Task objective: Sort through the entries below and pull out lines containing the word "його".

--------------------------------------------------

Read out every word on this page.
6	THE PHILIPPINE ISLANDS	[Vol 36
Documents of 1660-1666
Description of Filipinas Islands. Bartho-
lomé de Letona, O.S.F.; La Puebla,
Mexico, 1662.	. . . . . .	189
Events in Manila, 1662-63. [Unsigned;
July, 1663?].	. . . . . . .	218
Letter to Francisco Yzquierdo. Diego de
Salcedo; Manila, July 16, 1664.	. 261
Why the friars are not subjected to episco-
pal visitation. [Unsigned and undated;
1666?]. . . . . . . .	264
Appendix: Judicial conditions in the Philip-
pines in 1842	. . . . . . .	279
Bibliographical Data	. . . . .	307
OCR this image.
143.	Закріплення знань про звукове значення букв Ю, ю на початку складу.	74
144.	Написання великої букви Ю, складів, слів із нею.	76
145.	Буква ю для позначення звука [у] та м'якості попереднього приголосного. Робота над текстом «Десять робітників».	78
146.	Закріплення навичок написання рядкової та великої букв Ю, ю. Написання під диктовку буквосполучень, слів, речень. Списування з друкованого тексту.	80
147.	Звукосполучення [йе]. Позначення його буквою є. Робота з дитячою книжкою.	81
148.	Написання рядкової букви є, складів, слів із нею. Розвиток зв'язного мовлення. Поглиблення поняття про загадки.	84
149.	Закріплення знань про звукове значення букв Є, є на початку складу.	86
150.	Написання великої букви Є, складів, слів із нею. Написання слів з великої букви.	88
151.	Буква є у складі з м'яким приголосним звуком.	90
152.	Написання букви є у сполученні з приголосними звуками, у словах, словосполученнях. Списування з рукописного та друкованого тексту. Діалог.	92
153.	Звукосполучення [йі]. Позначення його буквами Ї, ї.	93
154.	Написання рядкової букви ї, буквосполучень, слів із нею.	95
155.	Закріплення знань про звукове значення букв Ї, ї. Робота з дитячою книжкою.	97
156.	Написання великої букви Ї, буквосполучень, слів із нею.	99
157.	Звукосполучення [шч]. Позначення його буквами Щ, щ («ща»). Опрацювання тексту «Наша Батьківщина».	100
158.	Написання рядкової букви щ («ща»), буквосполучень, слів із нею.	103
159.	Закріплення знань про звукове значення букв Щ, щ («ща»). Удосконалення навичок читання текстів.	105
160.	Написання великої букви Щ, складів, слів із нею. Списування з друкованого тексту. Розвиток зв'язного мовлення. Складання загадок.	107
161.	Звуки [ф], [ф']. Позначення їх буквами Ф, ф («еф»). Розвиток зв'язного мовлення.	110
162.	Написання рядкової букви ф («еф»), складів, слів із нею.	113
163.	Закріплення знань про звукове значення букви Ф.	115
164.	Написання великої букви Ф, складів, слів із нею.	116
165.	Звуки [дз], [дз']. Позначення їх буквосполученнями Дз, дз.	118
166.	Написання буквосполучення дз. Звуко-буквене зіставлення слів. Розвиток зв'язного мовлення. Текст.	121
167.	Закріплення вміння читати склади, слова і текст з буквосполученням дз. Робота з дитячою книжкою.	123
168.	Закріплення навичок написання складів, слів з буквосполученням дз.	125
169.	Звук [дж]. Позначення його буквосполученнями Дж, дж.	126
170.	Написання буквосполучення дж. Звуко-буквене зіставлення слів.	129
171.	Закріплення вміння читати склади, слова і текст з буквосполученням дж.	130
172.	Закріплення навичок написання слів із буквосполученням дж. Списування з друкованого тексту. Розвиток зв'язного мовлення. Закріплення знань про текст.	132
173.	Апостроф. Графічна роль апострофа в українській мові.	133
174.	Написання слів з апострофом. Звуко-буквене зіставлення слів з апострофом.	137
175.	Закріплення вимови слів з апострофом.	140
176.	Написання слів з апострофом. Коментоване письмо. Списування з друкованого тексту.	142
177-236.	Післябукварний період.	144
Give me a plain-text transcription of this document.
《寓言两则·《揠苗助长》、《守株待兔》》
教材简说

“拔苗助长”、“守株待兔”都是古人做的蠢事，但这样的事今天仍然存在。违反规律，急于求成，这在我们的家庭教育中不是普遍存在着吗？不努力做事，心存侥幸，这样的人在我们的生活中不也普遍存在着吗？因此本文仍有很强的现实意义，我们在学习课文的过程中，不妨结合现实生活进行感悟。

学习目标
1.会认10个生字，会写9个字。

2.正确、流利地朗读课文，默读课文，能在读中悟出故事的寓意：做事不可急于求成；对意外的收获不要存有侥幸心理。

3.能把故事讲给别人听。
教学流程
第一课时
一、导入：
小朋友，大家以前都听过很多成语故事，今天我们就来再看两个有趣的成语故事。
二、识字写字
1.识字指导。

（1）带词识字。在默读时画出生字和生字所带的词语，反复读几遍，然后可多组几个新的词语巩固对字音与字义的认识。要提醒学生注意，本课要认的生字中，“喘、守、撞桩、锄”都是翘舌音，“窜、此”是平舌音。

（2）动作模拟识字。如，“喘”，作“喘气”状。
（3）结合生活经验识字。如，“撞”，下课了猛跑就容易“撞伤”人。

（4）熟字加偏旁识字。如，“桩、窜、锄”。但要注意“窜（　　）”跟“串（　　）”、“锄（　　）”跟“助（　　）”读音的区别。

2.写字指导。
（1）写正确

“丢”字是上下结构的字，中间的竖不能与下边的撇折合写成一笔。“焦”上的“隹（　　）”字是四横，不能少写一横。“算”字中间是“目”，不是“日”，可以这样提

--------------------------------------------------

Completed exercise:
147.	Звукосполучення [йе]. Позначення його буквою є. Робота з дитячою книжкою.	81
153.	Звукосполучення [йі]. Позначення його буквами Ї, ї.	93
157.	Звукосполучення [шч]. Позначення його буквами Щ, щ («ща»). Опрацювання тексту «Наша Батьківщина».	100
169.	Звук [дж]. Позначення його буквосполученнями Дж, дж.	126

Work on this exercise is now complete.